(Part of a data file)
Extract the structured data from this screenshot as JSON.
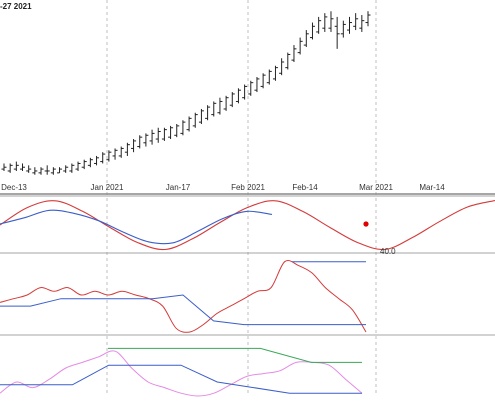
{
  "header": {
    "date_label": "-27 2021"
  },
  "x_axis": {
    "ticks": [
      "Dec-13",
      "Jan 2021",
      "Jan-17",
      "Feb 2021",
      "Feb-14",
      "Mar 2021",
      "Mar-14"
    ]
  },
  "colors": {
    "bars": "#222222",
    "cycle_red": "#d43a3a",
    "cycle_blue": "#3a5ec9",
    "magenta": "#e58ae6",
    "green": "#3aa858",
    "divider": "#888888",
    "gridline": "#b0b0b0",
    "marker": "#e00000"
  },
  "cycle_panel": {
    "label": "40.0"
  },
  "chart_data": [
    {
      "type": "bar",
      "title": "",
      "xlabel": "",
      "ylabel": "",
      "categories": [
        "Dec-13",
        "Jan 2021",
        "Jan-17",
        "Feb 2021",
        "Feb-14",
        "Mar 2021",
        "Mar-14"
      ],
      "series": [
        {
          "values": [
            [
              147,
              150,
              146,
              148
            ],
            [
              146,
              150,
              145,
              149
            ],
            [
              147,
              151,
              146,
              149
            ],
            [
              147,
              150,
              146,
              148
            ],
            [
              146,
              149,
              145,
              147
            ],
            [
              145,
              148,
              144,
              146
            ],
            [
              145,
              148,
              144,
              147
            ],
            [
              146,
              149,
              144,
              146
            ],
            [
              145,
              148,
              144,
              147
            ],
            [
              145,
              148,
              145,
              147
            ],
            [
              146,
              149,
              145,
              148
            ],
            [
              146,
              150,
              145,
              149
            ],
            [
              147,
              151,
              146,
              150
            ],
            [
              148,
              152,
              147,
              151
            ],
            [
              149,
              153,
              148,
              152
            ],
            [
              150,
              154,
              149,
              153
            ],
            [
              151,
              156,
              150,
              155
            ],
            [
              152,
              157,
              151,
              156
            ],
            [
              154,
              158,
              152,
              157
            ],
            [
              154,
              159,
              153,
              158
            ],
            [
              156,
              161,
              154,
              160
            ],
            [
              158,
              163,
              156,
              162
            ],
            [
              159,
              165,
              158,
              164
            ],
            [
              161,
              166,
              159,
              165
            ],
            [
              162,
              168,
              160,
              166
            ],
            [
              163,
              169,
              161,
              167
            ],
            [
              163,
              169,
              162,
              168
            ],
            [
              164,
              170,
              163,
              169
            ],
            [
              165,
              171,
              164,
              170
            ],
            [
              166,
              173,
              165,
              172
            ],
            [
              168,
              175,
              167,
              174
            ],
            [
              170,
              177,
              169,
              176
            ],
            [
              172,
              179,
              171,
              178
            ],
            [
              174,
              181,
              173,
              180
            ],
            [
              176,
              183,
              175,
              182
            ],
            [
              177,
              185,
              176,
              183
            ],
            [
              179,
              186,
              178,
              185
            ],
            [
              181,
              188,
              180,
              187
            ],
            [
              183,
              190,
              182,
              189
            ],
            [
              185,
              192,
              184,
              191
            ],
            [
              187,
              194,
              186,
              193
            ],
            [
              189,
              196,
              188,
              195
            ],
            [
              191,
              198,
              190,
              197
            ],
            [
              193,
              200,
              192,
              199
            ],
            [
              195,
              202,
              194,
              201
            ],
            [
              198,
              206,
              197,
              204
            ],
            [
              201,
              209,
              200,
              208
            ],
            [
              205,
              213,
              204,
              211
            ],
            [
              209,
              217,
              208,
              215
            ],
            [
              213,
              221,
              212,
              219
            ],
            [
              217,
              225,
              216,
              223
            ],
            [
              220,
              228,
              219,
              226
            ],
            [
              222,
              230,
              220,
              228
            ],
            [
              222,
              231,
              220,
              227
            ],
            [
              223,
              228,
              211,
              219
            ],
            [
              219,
              226,
              217,
              224
            ],
            [
              221,
              228,
              219,
              225
            ],
            [
              223,
              230,
              221,
              227
            ],
            [
              222,
              229,
              220,
              226
            ],
            [
              225,
              231,
              223,
              229
            ]
          ]
        }
      ]
    },
    {
      "type": "line",
      "series": [
        {
          "values": [
            0.0,
            0.7,
            0.97,
            0.55,
            -0.1,
            -0.7,
            -0.98,
            -0.55,
            0.1,
            0.7,
            0.97,
            0.55,
            -0.1,
            -0.7,
            -0.98,
            -0.5,
            0.15,
            0.72,
            0.98
          ]
        },
        {
          "values": [
            0.05,
            0.35,
            0.7,
            0.55,
            0.2,
            -0.35,
            -0.8,
            -0.85,
            -0.3,
            0.3,
            0.65,
            0.5
          ]
        }
      ]
    },
    {
      "type": "line",
      "series": [
        {
          "values": [
            0.4,
            0.45,
            0.5,
            0.6,
            0.55,
            0.6,
            0.5,
            0.55,
            0.5,
            0.55,
            0.5,
            0.45,
            0.35,
            0.05,
            0.0,
            0.1,
            0.25,
            0.35,
            0.45,
            0.55,
            0.6,
            0.95,
            0.9,
            0.8,
            0.6,
            0.45,
            0.3,
            0.0
          ]
        },
        {
          "values": [
            0.35,
            0.35,
            0.45,
            0.45,
            0.45,
            0.45,
            0.5,
            0.15,
            0.1,
            0.1,
            0.1,
            0.1,
            0.1
          ]
        },
        {
          "values": [
            0.95,
            0.95,
            0.95,
            0.95
          ]
        }
      ]
    },
    {
      "type": "line",
      "series": [
        {
          "values": [
            0.05,
            0.25,
            0.15,
            0.3,
            0.5,
            0.6,
            0.7,
            0.8,
            0.5,
            0.25,
            0.15,
            0.05,
            0.0,
            0.05,
            0.2,
            0.35,
            0.4,
            0.45,
            0.6,
            0.6,
            0.55,
            0.3,
            0.05
          ]
        },
        {
          "values": [
            0.2,
            0.2,
            0.2,
            0.55,
            0.55,
            0.55,
            0.25,
            0.15,
            0.05,
            0.05,
            0.05
          ]
        },
        {
          "values": [
            0.85,
            0.85,
            0.85,
            0.85,
            0.6,
            0.6
          ]
        }
      ]
    }
  ]
}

• _What the task requires_
Reproduce the full listing faithfully, but do not carry over any pictures.

• _Result of this task_
Extract the structured data from this screenshot as JSON.
{
  "header": {
    "date_label": "-27 2021"
  },
  "x_axis": {
    "ticks": [
      "Dec-13",
      "Jan 2021",
      "Jan-17",
      "Feb 2021",
      "Feb-14",
      "Mar 2021",
      "Mar-14"
    ]
  },
  "colors": {
    "bars": "#222222",
    "cycle_red": "#d43a3a",
    "cycle_blue": "#3a5ec9",
    "magenta": "#e58ae6",
    "green": "#3aa858",
    "divider": "#888888",
    "gridline": "#b0b0b0",
    "marker": "#e00000"
  },
  "cycle_panel": {
    "label": "40.0"
  },
  "chart_data": [
    {
      "type": "bar",
      "title": "",
      "xlabel": "",
      "ylabel": "",
      "categories": [
        "Dec-13",
        "Jan 2021",
        "Jan-17",
        "Feb 2021",
        "Feb-14",
        "Mar 2021",
        "Mar-14"
      ],
      "series": [
        {
          "values": [
            [
              147,
              150,
              146,
              148
            ],
            [
              146,
              150,
              145,
              149
            ],
            [
              147,
              151,
              146,
              149
            ],
            [
              147,
              150,
              146,
              148
            ],
            [
              146,
              149,
              145,
              147
            ],
            [
              145,
              148,
              144,
              146
            ],
            [
              145,
              148,
              144,
              147
            ],
            [
              146,
              149,
              144,
              146
            ],
            [
              145,
              148,
              144,
              147
            ],
            [
              145,
              148,
              145,
              147
            ],
            [
              146,
              149,
              145,
              148
            ],
            [
              146,
              150,
              145,
              149
            ],
            [
              147,
              151,
              146,
              150
            ],
            [
              148,
              152,
              147,
              151
            ],
            [
              149,
              153,
              148,
              152
            ],
            [
              150,
              154,
              149,
              153
            ],
            [
              151,
              156,
              150,
              155
            ],
            [
              152,
              157,
              151,
              156
            ],
            [
              154,
              158,
              152,
              157
            ],
            [
              154,
              159,
              153,
              158
            ],
            [
              156,
              161,
              154,
              160
            ],
            [
              158,
              163,
              156,
              162
            ],
            [
              159,
              165,
              158,
              164
            ],
            [
              161,
              166,
              159,
              165
            ],
            [
              162,
              168,
              160,
              166
            ],
            [
              163,
              169,
              161,
              167
            ],
            [
              163,
              169,
              162,
              168
            ],
            [
              164,
              170,
              163,
              169
            ],
            [
              165,
              171,
              164,
              170
            ],
            [
              166,
              173,
              165,
              172
            ],
            [
              168,
              175,
              167,
              174
            ],
            [
              170,
              177,
              169,
              176
            ],
            [
              172,
              179,
              171,
              178
            ],
            [
              174,
              181,
              173,
              180
            ],
            [
              176,
              183,
              175,
              182
            ],
            [
              177,
              185,
              176,
              183
            ],
            [
              179,
              186,
              178,
              185
            ],
            [
              181,
              188,
              180,
              187
            ],
            [
              183,
              190,
              182,
              189
            ],
            [
              185,
              192,
              184,
              191
            ],
            [
              187,
              194,
              186,
              193
            ],
            [
              189,
              196,
              188,
              195
            ],
            [
              191,
              198,
              190,
              197
            ],
            [
              193,
              200,
              192,
              199
            ],
            [
              195,
              202,
              194,
              201
            ],
            [
              198,
              206,
              197,
              204
            ],
            [
              201,
              209,
              200,
              208
            ],
            [
              205,
              213,
              204,
              211
            ],
            [
              209,
              217,
              208,
              215
            ],
            [
              213,
              221,
              212,
              219
            ],
            [
              217,
              225,
              216,
              223
            ],
            [
              220,
              228,
              219,
              226
            ],
            [
              222,
              230,
              220,
              228
            ],
            [
              222,
              231,
              220,
              227
            ],
            [
              223,
              228,
              211,
              219
            ],
            [
              219,
              226,
              217,
              224
            ],
            [
              221,
              228,
              219,
              225
            ],
            [
              223,
              230,
              221,
              227
            ],
            [
              222,
              229,
              220,
              226
            ],
            [
              225,
              231,
              223,
              229
            ]
          ]
        }
      ]
    },
    {
      "type": "line",
      "series": [
        {
          "values": [
            0.0,
            0.7,
            0.97,
            0.55,
            -0.1,
            -0.7,
            -0.98,
            -0.55,
            0.1,
            0.7,
            0.97,
            0.55,
            -0.1,
            -0.7,
            -0.98,
            -0.5,
            0.15,
            0.72,
            0.98
          ]
        },
        {
          "values": [
            0.05,
            0.35,
            0.7,
            0.55,
            0.2,
            -0.35,
            -0.8,
            -0.85,
            -0.3,
            0.3,
            0.65,
            0.5
          ]
        }
      ]
    },
    {
      "type": "line",
      "series": [
        {
          "values": [
            0.4,
            0.45,
            0.5,
            0.6,
            0.55,
            0.6,
            0.5,
            0.55,
            0.5,
            0.55,
            0.5,
            0.45,
            0.35,
            0.05,
            0.0,
            0.1,
            0.25,
            0.35,
            0.45,
            0.55,
            0.6,
            0.95,
            0.9,
            0.8,
            0.6,
            0.45,
            0.3,
            0.0
          ]
        },
        {
          "values": [
            0.35,
            0.35,
            0.45,
            0.45,
            0.45,
            0.45,
            0.5,
            0.15,
            0.1,
            0.1,
            0.1,
            0.1,
            0.1
          ]
        },
        {
          "values": [
            0.95,
            0.95,
            0.95,
            0.95
          ]
        }
      ]
    },
    {
      "type": "line",
      "series": [
        {
          "values": [
            0.05,
            0.25,
            0.15,
            0.3,
            0.5,
            0.6,
            0.7,
            0.8,
            0.5,
            0.25,
            0.15,
            0.05,
            0.0,
            0.05,
            0.2,
            0.35,
            0.4,
            0.45,
            0.6,
            0.6,
            0.55,
            0.3,
            0.05
          ]
        },
        {
          "values": [
            0.2,
            0.2,
            0.2,
            0.55,
            0.55,
            0.55,
            0.25,
            0.15,
            0.05,
            0.05,
            0.05
          ]
        },
        {
          "values": [
            0.85,
            0.85,
            0.85,
            0.85,
            0.6,
            0.6
          ]
        }
      ]
    }
  ]
}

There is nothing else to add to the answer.